• **Data section**:
+===+
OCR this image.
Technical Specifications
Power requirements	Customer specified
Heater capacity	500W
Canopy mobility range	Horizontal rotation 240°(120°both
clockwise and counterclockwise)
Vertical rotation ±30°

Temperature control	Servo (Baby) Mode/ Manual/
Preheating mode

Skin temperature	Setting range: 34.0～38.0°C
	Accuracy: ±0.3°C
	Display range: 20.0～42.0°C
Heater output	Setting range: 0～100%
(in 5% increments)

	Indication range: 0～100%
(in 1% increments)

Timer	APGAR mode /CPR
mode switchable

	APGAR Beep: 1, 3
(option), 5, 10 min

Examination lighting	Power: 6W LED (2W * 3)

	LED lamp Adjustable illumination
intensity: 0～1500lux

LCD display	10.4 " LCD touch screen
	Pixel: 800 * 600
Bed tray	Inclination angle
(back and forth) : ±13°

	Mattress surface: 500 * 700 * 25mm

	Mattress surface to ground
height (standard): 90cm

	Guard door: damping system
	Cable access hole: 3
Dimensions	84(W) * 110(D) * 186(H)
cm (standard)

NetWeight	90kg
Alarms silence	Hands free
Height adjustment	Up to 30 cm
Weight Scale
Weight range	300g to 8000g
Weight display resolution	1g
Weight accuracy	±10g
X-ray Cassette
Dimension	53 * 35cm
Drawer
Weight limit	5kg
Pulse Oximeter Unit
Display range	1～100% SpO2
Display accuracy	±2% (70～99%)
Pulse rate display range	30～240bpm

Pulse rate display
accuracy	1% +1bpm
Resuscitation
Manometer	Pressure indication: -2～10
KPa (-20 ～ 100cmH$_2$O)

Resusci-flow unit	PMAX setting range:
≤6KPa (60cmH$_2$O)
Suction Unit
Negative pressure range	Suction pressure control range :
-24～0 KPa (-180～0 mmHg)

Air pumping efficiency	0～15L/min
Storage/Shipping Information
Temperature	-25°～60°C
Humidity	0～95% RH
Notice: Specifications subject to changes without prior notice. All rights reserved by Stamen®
+===+
• **What the exercise asks**:
Extract all the material, leaving every line as it is.

• **The answer**:
OCR this image.
Technical Specifications
Power requirements	Customer specified
Heater capacity	500W
Canopy mobility range	Horizontal rotation 240°(120°both
clockwise and counterclockwise)
Vertical rotation ±30°

Temperature control	Servo (Baby) Mode/ Manual/
Preheating mode

Skin temperature	Setting range: 34.0～38.0°C
	Accuracy: ±0.3°C
	Display range: 20.0～42.0°C
Heater output	Setting range: 0～100%
(in 5% increments)

	Indication range: 0～100%
(in 1% increments)

Timer	APGAR mode /CPR
mode switchable

	APGAR Beep: 1, 3
(option), 5, 10 min

Examination lighting	Power: 6W LED (2W * 3)

	LED lamp Adjustable illumination
intensity: 0～1500lux

LCD display	10.4 " LCD touch screen
	Pixel: 800 * 600
Bed tray	Inclination angle
(back and forth) : ±13°

	Mattress surface: 500 * 700 * 25mm

	Mattress surface to ground
height (standard): 90cm

	Guard door: damping system
	Cable access hole: 3
Dimensions	84(W) * 110(D) * 186(H)
cm (standard)

NetWeight	90kg
Alarms silence	Hands free
Height adjustment	Up to 30 cm
Weight Scale
Weight range	300g to 8000g
Weight display resolution	1g
Weight accuracy	±10g
X-ray Cassette
Dimension	53 * 35cm
Drawer
Weight limit	5kg
Pulse Oximeter Unit
Display range	1～100% SpO2
Display accuracy	±2% (70～99%)
Pulse rate display range	30～240bpm

Pulse rate display
accuracy	1% +1bpm
Resuscitation
Manometer	Pressure indication: -2～10
KPa (-20 ～ 100cmH$_2$O)

Resusci-flow unit	PMAX setting range:
≤6KPa (60cmH$_2$O)
Suction Unit
Negative pressure range	Suction pressure control range :
-24～0 KPa (-180～0 mmHg)

Air pumping efficiency	0～15L/min
Storage/Shipping Information
Temperature	-25°～60°C
Humidity	0～95% RH
Notice: Specifications subject to changes without prior notice. All rights reserved by Stamen®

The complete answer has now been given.